Set out each line from the following listing that includes the word "name".

▶ **Some records**
>> Begin

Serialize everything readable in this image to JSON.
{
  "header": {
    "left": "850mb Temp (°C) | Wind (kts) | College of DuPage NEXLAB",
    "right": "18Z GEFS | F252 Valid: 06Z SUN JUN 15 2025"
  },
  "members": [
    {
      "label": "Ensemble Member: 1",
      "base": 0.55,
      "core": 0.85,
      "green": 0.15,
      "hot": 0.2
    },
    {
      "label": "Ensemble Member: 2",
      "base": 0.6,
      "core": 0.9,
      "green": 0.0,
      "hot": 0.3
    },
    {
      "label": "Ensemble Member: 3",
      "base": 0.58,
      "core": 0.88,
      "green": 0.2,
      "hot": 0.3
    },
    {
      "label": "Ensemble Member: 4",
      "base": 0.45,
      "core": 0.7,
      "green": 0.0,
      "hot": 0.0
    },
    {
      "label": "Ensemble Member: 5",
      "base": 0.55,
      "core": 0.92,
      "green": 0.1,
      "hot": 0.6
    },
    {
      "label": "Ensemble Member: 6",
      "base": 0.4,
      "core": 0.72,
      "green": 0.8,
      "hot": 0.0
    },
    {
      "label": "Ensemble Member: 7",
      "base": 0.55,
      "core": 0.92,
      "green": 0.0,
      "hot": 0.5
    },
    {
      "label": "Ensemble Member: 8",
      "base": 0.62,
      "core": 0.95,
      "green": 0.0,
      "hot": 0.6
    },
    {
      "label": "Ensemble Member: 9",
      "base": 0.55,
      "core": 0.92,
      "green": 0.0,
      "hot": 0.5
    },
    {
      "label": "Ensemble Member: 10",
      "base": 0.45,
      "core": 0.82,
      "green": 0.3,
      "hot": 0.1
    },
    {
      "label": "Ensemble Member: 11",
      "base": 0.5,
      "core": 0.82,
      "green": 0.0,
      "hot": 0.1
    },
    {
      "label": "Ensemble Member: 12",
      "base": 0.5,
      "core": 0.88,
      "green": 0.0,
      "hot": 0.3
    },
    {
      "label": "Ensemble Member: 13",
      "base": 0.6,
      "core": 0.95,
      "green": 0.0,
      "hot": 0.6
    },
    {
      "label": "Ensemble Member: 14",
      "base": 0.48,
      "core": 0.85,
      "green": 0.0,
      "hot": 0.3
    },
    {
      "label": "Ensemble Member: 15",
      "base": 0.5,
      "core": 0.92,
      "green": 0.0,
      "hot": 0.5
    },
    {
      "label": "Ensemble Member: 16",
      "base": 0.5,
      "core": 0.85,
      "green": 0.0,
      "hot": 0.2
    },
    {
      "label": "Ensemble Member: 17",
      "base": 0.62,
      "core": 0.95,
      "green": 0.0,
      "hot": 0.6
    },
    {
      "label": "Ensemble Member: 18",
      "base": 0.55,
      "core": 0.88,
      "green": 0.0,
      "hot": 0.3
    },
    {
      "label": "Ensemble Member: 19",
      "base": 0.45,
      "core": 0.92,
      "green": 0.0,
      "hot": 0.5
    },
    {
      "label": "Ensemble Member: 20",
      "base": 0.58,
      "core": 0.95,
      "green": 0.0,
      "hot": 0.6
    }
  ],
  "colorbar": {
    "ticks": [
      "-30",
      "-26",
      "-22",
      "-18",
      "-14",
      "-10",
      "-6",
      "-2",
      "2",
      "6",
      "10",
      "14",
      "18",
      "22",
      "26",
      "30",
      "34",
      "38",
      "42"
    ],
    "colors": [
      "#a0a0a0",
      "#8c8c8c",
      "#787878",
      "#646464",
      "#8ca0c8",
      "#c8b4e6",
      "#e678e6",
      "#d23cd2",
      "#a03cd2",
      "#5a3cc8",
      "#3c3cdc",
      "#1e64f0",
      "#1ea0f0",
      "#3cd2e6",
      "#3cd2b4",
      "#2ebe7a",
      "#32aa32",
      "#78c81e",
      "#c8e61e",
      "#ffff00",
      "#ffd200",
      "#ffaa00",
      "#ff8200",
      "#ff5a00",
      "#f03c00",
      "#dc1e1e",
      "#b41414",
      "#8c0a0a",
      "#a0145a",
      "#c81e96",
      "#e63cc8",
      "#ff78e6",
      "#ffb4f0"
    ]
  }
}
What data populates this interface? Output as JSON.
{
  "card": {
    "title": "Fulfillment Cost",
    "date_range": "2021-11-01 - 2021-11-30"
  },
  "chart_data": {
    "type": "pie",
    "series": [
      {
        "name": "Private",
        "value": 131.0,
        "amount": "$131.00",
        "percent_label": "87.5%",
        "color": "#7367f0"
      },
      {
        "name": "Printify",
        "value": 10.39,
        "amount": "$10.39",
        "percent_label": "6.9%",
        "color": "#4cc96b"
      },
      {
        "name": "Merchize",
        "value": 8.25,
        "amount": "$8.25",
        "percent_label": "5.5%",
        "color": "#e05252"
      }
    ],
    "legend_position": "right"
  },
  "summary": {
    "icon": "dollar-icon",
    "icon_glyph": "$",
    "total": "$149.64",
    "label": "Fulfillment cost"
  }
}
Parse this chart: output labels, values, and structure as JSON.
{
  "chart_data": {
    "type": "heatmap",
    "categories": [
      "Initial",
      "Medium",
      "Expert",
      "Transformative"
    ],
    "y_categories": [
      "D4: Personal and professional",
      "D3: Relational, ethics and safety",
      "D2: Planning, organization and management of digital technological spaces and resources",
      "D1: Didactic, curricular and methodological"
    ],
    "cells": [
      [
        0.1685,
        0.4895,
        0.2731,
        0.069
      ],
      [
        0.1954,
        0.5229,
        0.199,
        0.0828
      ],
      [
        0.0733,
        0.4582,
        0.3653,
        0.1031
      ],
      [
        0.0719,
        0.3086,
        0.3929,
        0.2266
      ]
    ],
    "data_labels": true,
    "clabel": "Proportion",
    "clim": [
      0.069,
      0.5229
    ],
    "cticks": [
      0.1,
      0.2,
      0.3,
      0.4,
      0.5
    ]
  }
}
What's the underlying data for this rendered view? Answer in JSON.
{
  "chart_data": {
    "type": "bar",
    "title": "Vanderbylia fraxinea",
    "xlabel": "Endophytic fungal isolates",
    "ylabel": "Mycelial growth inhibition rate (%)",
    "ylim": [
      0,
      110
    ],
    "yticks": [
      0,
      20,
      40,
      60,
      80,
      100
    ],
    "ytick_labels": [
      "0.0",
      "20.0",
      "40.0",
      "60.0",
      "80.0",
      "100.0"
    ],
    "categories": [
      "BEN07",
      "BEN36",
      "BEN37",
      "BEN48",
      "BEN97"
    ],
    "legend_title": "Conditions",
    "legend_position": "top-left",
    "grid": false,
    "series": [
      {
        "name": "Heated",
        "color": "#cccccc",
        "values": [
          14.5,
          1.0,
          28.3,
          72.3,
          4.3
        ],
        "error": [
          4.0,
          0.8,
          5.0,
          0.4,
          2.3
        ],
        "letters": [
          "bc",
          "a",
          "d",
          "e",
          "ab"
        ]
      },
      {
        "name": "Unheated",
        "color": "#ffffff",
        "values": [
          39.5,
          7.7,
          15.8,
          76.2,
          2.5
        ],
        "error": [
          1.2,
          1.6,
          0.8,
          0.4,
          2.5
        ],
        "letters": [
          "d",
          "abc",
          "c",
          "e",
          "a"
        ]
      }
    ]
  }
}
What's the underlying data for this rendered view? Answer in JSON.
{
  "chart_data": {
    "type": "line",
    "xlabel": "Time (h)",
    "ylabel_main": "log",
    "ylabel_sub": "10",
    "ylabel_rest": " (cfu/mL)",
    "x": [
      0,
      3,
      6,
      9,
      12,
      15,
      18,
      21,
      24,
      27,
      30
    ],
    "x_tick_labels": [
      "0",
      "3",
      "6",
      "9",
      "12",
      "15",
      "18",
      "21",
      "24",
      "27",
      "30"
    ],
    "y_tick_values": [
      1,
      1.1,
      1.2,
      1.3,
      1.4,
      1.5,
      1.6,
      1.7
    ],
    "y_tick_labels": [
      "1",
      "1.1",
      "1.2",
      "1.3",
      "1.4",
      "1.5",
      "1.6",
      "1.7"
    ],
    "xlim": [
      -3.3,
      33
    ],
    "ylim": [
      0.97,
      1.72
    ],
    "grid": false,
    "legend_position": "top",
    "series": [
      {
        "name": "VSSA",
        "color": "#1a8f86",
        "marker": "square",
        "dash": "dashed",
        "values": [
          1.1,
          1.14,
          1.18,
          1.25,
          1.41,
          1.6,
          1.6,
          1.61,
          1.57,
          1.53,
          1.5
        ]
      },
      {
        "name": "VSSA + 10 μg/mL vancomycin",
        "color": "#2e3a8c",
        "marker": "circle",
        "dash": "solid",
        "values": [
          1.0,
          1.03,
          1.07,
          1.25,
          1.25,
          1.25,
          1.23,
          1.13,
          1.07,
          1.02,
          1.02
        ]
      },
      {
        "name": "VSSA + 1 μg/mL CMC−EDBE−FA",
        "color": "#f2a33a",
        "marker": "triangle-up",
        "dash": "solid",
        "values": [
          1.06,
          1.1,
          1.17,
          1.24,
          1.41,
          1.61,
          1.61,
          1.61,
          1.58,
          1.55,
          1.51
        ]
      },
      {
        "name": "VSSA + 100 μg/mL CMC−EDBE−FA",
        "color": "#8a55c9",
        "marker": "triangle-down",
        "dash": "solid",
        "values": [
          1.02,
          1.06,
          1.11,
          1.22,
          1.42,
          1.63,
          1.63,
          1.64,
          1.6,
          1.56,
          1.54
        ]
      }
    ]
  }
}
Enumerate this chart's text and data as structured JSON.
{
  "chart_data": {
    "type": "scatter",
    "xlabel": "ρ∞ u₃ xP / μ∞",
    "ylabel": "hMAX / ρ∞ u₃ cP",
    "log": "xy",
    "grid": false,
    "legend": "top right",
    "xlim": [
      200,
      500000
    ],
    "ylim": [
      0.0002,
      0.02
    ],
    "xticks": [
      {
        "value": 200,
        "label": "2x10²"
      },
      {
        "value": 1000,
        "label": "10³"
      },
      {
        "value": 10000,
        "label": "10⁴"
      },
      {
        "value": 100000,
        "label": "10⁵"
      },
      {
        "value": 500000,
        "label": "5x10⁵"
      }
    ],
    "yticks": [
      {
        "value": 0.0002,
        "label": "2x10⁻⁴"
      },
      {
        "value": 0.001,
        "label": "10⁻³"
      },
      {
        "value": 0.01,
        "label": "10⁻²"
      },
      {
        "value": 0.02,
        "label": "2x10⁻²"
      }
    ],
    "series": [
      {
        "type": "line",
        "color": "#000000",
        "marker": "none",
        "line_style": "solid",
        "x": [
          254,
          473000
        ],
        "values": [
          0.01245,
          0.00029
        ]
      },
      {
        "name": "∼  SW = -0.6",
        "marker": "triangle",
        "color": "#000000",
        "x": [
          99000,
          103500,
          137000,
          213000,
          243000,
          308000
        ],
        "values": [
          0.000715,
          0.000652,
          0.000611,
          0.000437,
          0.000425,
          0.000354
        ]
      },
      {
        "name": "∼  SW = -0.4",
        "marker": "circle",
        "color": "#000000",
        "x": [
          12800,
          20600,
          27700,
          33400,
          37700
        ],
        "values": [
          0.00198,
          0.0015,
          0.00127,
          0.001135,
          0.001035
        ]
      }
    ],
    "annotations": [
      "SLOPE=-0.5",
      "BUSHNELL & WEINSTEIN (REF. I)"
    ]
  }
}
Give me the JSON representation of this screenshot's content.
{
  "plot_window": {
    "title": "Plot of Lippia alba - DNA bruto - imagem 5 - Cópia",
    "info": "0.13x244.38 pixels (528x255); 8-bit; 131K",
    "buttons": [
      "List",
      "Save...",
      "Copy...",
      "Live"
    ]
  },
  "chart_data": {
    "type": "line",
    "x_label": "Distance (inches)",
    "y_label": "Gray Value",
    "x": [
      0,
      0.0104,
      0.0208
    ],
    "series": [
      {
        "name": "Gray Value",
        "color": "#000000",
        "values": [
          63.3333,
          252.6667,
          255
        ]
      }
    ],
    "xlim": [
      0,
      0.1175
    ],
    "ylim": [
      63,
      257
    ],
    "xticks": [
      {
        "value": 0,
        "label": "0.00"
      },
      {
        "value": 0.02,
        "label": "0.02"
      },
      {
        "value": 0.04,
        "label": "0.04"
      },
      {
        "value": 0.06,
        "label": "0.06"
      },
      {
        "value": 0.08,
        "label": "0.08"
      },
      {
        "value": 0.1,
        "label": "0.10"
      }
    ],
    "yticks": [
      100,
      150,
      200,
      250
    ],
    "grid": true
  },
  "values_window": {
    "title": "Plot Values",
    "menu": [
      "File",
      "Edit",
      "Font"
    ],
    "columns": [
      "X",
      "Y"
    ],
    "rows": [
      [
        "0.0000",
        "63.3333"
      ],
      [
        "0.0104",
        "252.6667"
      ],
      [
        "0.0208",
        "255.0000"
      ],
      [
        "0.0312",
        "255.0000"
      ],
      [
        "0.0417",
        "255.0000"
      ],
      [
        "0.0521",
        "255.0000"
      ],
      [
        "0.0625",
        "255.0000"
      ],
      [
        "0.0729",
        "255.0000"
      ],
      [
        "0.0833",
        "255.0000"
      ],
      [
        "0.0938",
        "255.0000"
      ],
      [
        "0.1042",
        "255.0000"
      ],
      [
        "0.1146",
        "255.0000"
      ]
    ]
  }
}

>> End

▶ **The output**
        "name": "Private",
        "name": "Printify",
        "name": "Merchize",
        "name": "Heated",
        "name": "Unheated",
        "name": "VSSA",
        "name": "VSSA + 10 μg/mL vancomycin",
        "name": "VSSA + 1 μg/mL CMC−EDBE−FA",
        "name": "VSSA + 100 μg/mL CMC−EDBE−FA",
        "name": "∼  SW = -0.6",
        "name": "∼  SW = -0.4",
        "name": "Gray Value",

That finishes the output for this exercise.